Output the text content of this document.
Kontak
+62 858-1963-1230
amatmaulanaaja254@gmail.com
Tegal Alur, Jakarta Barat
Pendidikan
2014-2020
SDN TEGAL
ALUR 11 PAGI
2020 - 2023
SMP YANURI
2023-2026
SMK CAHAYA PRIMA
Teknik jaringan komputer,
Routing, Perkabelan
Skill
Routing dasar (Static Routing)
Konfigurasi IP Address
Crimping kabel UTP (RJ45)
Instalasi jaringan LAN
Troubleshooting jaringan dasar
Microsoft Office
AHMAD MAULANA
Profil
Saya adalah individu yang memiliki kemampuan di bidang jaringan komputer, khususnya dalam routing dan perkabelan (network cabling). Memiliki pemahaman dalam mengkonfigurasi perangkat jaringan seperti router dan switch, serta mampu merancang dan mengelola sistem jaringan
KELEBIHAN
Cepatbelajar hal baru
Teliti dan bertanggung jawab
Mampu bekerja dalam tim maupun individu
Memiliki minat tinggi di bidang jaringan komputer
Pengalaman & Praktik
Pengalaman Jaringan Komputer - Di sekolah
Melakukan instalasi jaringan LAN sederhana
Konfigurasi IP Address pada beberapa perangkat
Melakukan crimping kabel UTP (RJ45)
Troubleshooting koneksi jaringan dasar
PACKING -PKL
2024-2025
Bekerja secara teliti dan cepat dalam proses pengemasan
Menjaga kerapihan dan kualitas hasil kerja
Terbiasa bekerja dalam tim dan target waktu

• Required task:
Locate each line with the word "dalam" and copy it.

• Answer below:
Saya adalah individu yang memiliki kemampuan di bidang jaringan komputer, khususnya dalam routing dan perkabelan (network cabling). Memiliki pemahaman dalam mengkonfigurasi perangkat jaringan seperti router dan switch, serta mampu merancang dan mengelola sistem jaringan
Mampu bekerja dalam tim maupun individu
Bekerja secara teliti dan cepat dalam proses pengemasan
Terbiasa bekerja dalam tim dan target waktu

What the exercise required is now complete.